### Data lines
--*--
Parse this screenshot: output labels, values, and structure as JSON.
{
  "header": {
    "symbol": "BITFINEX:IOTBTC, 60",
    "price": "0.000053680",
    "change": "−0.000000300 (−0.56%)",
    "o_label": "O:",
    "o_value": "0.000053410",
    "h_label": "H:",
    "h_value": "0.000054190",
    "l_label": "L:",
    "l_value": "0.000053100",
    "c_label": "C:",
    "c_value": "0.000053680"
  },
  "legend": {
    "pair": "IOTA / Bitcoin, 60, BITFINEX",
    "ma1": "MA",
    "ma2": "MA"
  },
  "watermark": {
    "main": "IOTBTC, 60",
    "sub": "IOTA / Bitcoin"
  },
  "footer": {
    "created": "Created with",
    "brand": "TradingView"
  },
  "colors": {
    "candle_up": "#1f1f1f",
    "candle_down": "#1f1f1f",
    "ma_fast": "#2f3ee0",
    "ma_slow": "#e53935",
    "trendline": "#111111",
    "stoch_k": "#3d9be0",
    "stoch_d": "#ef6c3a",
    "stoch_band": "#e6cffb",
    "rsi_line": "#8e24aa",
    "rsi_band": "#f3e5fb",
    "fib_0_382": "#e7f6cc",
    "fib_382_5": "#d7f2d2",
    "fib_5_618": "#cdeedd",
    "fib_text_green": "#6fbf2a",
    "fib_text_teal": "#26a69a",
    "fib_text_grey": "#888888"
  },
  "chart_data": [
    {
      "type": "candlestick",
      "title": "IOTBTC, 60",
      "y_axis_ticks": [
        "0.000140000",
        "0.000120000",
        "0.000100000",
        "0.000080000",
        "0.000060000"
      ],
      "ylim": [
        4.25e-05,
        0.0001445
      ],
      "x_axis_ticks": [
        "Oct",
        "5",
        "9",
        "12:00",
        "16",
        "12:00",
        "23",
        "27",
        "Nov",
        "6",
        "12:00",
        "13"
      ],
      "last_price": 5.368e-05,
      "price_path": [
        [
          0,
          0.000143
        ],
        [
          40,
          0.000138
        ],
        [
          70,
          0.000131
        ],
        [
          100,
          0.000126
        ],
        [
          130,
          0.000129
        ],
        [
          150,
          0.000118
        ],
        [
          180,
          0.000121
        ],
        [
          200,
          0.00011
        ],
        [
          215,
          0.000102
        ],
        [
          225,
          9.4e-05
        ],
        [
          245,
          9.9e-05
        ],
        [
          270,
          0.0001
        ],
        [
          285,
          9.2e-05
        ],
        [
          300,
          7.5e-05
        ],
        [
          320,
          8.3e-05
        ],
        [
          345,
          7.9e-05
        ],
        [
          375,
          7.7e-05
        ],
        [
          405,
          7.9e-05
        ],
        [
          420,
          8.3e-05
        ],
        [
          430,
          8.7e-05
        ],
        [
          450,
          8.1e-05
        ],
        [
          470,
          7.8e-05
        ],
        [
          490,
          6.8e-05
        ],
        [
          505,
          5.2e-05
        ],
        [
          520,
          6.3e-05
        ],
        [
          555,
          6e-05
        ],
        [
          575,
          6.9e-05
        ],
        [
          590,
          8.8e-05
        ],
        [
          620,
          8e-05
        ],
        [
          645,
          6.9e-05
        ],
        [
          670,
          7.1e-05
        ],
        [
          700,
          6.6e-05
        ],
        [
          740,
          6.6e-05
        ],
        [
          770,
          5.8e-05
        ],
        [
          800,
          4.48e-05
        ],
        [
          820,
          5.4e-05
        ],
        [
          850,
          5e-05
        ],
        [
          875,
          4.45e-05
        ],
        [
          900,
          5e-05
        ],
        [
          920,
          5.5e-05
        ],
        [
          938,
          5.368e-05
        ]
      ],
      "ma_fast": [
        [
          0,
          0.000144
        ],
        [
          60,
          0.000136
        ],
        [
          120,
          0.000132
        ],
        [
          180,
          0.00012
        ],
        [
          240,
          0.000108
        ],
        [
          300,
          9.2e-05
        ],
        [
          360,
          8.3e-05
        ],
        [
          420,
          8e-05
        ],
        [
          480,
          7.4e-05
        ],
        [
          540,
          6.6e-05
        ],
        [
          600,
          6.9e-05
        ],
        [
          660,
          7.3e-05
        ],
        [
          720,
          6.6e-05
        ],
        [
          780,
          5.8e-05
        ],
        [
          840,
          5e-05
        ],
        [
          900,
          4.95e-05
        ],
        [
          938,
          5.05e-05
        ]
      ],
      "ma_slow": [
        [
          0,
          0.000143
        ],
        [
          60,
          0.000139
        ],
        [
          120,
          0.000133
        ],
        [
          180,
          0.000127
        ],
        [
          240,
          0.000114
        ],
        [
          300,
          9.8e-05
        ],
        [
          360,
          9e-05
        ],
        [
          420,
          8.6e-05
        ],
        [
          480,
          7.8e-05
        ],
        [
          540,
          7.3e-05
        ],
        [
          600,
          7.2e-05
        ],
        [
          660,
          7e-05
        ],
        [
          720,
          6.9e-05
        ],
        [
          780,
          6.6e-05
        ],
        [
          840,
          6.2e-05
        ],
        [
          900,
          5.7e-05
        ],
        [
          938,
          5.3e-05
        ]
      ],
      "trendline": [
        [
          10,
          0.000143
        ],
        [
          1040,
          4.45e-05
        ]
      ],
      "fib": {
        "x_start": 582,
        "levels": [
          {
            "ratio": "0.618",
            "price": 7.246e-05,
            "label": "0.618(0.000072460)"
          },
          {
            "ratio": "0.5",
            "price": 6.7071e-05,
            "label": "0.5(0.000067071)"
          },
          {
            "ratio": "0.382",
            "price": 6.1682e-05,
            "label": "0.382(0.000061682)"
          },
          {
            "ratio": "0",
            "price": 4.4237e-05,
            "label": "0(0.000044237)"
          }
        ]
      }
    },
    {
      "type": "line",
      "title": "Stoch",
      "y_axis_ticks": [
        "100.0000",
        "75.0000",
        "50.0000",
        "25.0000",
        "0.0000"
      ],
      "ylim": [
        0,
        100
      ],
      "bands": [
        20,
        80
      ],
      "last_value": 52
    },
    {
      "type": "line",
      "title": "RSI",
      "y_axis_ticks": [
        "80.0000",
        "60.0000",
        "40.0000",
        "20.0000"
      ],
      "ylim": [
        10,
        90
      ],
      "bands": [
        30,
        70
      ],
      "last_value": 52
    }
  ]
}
--*--
### Exercise goal
Note every line above where the string "IOTBTC" shows up, and copy those lines.

### Exercise result
    "symbol": "BITFINEX:IOTBTC, 60",
    "main": "IOTBTC, 60",
      "title": "IOTBTC, 60",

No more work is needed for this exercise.